──────── Listed records

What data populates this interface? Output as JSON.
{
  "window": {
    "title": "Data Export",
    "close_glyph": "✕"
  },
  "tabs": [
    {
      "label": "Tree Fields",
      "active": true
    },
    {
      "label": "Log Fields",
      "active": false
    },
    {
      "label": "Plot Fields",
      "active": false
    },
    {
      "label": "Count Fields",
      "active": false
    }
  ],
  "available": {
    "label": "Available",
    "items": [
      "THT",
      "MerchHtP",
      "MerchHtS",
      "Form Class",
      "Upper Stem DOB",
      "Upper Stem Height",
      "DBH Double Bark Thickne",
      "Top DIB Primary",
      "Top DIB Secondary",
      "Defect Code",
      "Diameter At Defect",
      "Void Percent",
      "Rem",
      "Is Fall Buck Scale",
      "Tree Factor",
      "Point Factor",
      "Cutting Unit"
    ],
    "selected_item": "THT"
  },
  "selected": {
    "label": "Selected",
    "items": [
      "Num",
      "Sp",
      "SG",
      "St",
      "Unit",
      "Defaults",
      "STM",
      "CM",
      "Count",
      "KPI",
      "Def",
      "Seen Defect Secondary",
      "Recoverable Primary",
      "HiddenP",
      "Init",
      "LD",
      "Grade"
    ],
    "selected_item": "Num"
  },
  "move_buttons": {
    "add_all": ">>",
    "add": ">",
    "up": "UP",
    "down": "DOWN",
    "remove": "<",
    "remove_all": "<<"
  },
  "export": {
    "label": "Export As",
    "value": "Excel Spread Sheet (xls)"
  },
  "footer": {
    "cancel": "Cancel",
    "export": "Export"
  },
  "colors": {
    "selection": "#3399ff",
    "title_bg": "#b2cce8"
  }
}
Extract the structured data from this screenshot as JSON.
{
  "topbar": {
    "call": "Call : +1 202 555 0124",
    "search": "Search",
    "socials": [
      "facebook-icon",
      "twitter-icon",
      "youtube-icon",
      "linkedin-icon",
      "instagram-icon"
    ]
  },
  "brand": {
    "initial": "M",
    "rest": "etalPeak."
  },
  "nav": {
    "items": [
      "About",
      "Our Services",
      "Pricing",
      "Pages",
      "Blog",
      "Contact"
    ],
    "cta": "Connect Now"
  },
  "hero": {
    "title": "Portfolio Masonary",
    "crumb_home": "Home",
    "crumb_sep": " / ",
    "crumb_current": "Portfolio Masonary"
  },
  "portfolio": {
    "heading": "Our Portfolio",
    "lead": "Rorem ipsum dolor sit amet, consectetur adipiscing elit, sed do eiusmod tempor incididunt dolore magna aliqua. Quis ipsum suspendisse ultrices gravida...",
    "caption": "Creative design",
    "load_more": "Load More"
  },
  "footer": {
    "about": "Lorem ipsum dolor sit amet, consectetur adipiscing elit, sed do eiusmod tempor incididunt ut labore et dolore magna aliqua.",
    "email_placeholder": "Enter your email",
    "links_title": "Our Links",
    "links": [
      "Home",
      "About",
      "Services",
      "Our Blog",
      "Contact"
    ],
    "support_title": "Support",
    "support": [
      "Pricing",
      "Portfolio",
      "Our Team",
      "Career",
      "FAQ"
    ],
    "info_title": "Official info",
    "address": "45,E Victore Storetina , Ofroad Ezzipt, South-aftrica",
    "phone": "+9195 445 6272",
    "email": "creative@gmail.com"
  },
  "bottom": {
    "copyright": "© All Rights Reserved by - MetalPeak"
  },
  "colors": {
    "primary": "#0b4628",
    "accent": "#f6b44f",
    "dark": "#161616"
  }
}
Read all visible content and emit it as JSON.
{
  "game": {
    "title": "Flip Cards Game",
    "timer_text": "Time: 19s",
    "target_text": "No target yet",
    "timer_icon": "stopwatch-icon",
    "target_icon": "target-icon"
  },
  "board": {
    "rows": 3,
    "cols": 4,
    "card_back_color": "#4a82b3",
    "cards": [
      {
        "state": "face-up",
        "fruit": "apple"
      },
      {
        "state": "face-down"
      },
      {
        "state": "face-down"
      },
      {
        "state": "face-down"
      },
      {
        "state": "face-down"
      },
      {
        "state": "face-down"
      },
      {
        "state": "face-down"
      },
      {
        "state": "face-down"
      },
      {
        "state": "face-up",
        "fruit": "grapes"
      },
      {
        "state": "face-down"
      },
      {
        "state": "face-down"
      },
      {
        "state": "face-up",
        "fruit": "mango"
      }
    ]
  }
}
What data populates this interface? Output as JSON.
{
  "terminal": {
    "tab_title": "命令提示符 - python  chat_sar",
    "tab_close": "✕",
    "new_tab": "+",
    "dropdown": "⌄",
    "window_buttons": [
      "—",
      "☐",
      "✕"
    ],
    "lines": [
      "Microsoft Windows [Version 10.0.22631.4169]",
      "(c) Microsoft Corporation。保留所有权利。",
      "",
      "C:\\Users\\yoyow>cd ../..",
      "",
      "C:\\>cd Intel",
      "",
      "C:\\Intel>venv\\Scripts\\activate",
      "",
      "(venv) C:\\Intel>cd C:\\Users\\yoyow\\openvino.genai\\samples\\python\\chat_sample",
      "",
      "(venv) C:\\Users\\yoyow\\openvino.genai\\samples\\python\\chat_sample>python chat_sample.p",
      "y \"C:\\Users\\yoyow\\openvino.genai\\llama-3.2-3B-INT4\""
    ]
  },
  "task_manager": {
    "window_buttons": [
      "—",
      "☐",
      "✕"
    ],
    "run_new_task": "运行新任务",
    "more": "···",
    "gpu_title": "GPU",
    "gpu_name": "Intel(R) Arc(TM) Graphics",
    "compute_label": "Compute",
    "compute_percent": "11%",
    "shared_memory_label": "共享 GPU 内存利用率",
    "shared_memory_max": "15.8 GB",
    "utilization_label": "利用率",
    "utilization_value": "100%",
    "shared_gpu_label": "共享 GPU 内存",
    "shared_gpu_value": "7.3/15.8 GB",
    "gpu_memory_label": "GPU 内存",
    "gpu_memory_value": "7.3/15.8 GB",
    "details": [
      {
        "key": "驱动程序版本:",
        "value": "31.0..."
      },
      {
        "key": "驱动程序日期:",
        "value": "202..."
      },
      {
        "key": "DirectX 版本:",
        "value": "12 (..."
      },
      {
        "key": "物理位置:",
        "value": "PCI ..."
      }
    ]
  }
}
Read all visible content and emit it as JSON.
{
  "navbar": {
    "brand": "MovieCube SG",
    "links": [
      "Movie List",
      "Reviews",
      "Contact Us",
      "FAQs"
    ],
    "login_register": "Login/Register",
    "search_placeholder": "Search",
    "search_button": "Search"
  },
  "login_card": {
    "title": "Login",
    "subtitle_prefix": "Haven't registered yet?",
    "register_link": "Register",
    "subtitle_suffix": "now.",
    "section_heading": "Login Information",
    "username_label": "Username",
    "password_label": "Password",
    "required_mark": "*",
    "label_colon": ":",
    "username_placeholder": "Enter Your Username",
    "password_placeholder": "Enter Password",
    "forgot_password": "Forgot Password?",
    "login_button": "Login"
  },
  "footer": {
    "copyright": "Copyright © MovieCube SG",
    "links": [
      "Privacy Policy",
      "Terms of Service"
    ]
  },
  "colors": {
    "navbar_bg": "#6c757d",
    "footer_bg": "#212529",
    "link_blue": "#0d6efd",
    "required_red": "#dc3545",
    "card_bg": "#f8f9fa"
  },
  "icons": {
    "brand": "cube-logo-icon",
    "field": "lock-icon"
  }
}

────────────────

Set problem:
Above are some records; repeat all of them exactly.

Solution to the problem:
What data populates this interface? Output as JSON.
{
  "window": {
    "title": "Data Export",
    "close_glyph": "✕"
  },
  "tabs": [
    {
      "label": "Tree Fields",
      "active": true
    },
    {
      "label": "Log Fields",
      "active": false
    },
    {
      "label": "Plot Fields",
      "active": false
    },
    {
      "label": "Count Fields",
      "active": false
    }
  ],
  "available": {
    "label": "Available",
    "items": [
      "THT",
      "MerchHtP",
      "MerchHtS",
      "Form Class",
      "Upper Stem DOB",
      "Upper Stem Height",
      "DBH Double Bark Thickne",
      "Top DIB Primary",
      "Top DIB Secondary",
      "Defect Code",
      "Diameter At Defect",
      "Void Percent",
      "Rem",
      "Is Fall Buck Scale",
      "Tree Factor",
      "Point Factor",
      "Cutting Unit"
    ],
    "selected_item": "THT"
  },
  "selected": {
    "label": "Selected",
    "items": [
      "Num",
      "Sp",
      "SG",
      "St",
      "Unit",
      "Defaults",
      "STM",
      "CM",
      "Count",
      "KPI",
      "Def",
      "Seen Defect Secondary",
      "Recoverable Primary",
      "HiddenP",
      "Init",
      "LD",
      "Grade"
    ],
    "selected_item": "Num"
  },
  "move_buttons": {
    "add_all": ">>",
    "add": ">",
    "up": "UP",
    "down": "DOWN",
    "remove": "<",
    "remove_all": "<<"
  },
  "export": {
    "label": "Export As",
    "value": "Excel Spread Sheet (xls)"
  },
  "footer": {
    "cancel": "Cancel",
    "export": "Export"
  },
  "colors": {
    "selection": "#3399ff",
    "title_bg": "#b2cce8"
  }
}
Extract the structured data from this screenshot as JSON.
{
  "topbar": {
    "call": "Call : +1 202 555 0124",
    "search": "Search",
    "socials": [
      "facebook-icon",
      "twitter-icon",
      "youtube-icon",
      "linkedin-icon",
      "instagram-icon"
    ]
  },
  "brand": {
    "initial": "M",
    "rest": "etalPeak."
  },
  "nav": {
    "items": [
      "About",
      "Our Services",
      "Pricing",
      "Pages",
      "Blog",
      "Contact"
    ],
    "cta": "Connect Now"
  },
  "hero": {
    "title": "Portfolio Masonary",
    "crumb_home": "Home",
    "crumb_sep": " / ",
    "crumb_current": "Portfolio Masonary"
  },
  "portfolio": {
    "heading": "Our Portfolio",
    "lead": "Rorem ipsum dolor sit amet, consectetur adipiscing elit, sed do eiusmod tempor incididunt dolore magna aliqua. Quis ipsum suspendisse ultrices gravida...",
    "caption": "Creative design",
    "load_more": "Load More"
  },
  "footer": {
    "about": "Lorem ipsum dolor sit amet, consectetur adipiscing elit, sed do eiusmod tempor incididunt ut labore et dolore magna aliqua.",
    "email_placeholder": "Enter your email",
    "links_title": "Our Links",
    "links": [
      "Home",
      "About",
      "Services",
      "Our Blog",
      "Contact"
    ],
    "support_title": "Support",
    "support": [
      "Pricing",
      "Portfolio",
      "Our Team",
      "Career",
      "FAQ"
    ],
    "info_title": "Official info",
    "address": "45,E Victore Storetina , Ofroad Ezzipt, South-aftrica",
    "phone": "+9195 445 6272",
    "email": "creative@gmail.com"
  },
  "bottom": {
    "copyright": "© All Rights Reserved by - MetalPeak"
  },
  "colors": {
    "primary": "#0b4628",
    "accent": "#f6b44f",
    "dark": "#161616"
  }
}
Read all visible content and emit it as JSON.
{
  "game": {
    "title": "Flip Cards Game",
    "timer_text": "Time: 19s",
    "target_text": "No target yet",
    "timer_icon": "stopwatch-icon",
    "target_icon": "target-icon"
  },
  "board": {
    "rows": 3,
    "cols": 4,
    "card_back_color": "#4a82b3",
    "cards": [
      {
        "state": "face-up",
        "fruit": "apple"
      },
      {
        "state": "face-down"
      },
      {
        "state": "face-down"
      },
      {
        "state": "face-down"
      },
      {
        "state": "face-down"
      },
      {
        "state": "face-down"
      },
      {
        "state": "face-down"
      },
      {
        "state": "face-down"
      },
      {
        "state": "face-up",
        "fruit": "grapes"
      },
      {
        "state": "face-down"
      },
      {
        "state": "face-down"
      },
      {
        "state": "face-up",
        "fruit": "mango"
      }
    ]
  }
}
What data populates this interface? Output as JSON.
{
  "terminal": {
    "tab_title": "命令提示符 - python  chat_sar",
    "tab_close": "✕",
    "new_tab": "+",
    "dropdown": "⌄",
    "window_buttons": [
      "—",
      "☐",
      "✕"
    ],
    "lines": [
      "Microsoft Windows [Version 10.0.22631.4169]",
      "(c) Microsoft Corporation。保留所有权利。",
      "",
      "C:\\Users\\yoyow>cd ../..",
      "",
      "C:\\>cd Intel",
      "",
      "C:\\Intel>venv\\Scripts\\activate",
      "",
      "(venv) C:\\Intel>cd C:\\Users\\yoyow\\openvino.genai\\samples\\python\\chat_sample",
      "",
      "(venv) C:\\Users\\yoyow\\openvino.genai\\samples\\python\\chat_sample>python chat_sample.p",
      "y \"C:\\Users\\yoyow\\openvino.genai\\llama-3.2-3B-INT4\""
    ]
  },
  "task_manager": {
    "window_buttons": [
      "—",
      "☐",
      "✕"
    ],
    "run_new_task": "运行新任务",
    "more": "···",
    "gpu_title": "GPU",
    "gpu_name": "Intel(R) Arc(TM) Graphics",
    "compute_label": "Compute",
    "compute_percent": "11%",
    "shared_memory_label": "共享 GPU 内存利用率",
    "shared_memory_max": "15.8 GB",
    "utilization_label": "利用率",
    "utilization_value": "100%",
    "shared_gpu_label": "共享 GPU 内存",
    "shared_gpu_value": "7.3/15.8 GB",
    "gpu_memory_label": "GPU 内存",
    "gpu_memory_value": "7.3/15.8 GB",
    "details": [
      {
        "key": "驱动程序版本:",
        "value": "31.0..."
      },
      {
        "key": "驱动程序日期:",
        "value": "202..."
      },
      {
        "key": "DirectX 版本:",
        "value": "12 (..."
      },
      {
        "key": "物理位置:",
        "value": "PCI ..."
      }
    ]
  }
}
Read all visible content and emit it as JSON.
{
  "navbar": {
    "brand": "MovieCube SG",
    "links": [
      "Movie List",
      "Reviews",
      "Contact Us",
      "FAQs"
    ],
    "login_register": "Login/Register",
    "search_placeholder": "Search",
    "search_button": "Search"
  },
  "login_card": {
    "title": "Login",
    "subtitle_prefix": "Haven't registered yet?",
    "register_link": "Register",
    "subtitle_suffix": "now.",
    "section_heading": "Login Information",
    "username_label": "Username",
    "password_label": "Password",
    "required_mark": "*",
    "label_colon": ":",
    "username_placeholder": "Enter Your Username",
    "password_placeholder": "Enter Password",
    "forgot_password": "Forgot Password?",
    "login_button": "Login"
  },
  "footer": {
    "copyright": "Copyright © MovieCube SG",
    "links": [
      "Privacy Policy",
      "Terms of Service"
    ]
  },
  "colors": {
    "navbar_bg": "#6c757d",
    "footer_bg": "#212529",
    "link_blue": "#0d6efd",
    "required_red": "#dc3545",
    "card_bg": "#f8f9fa"
  },
  "icons": {
    "brand": "cube-logo-icon",
    "field": "lock-icon"
  }
}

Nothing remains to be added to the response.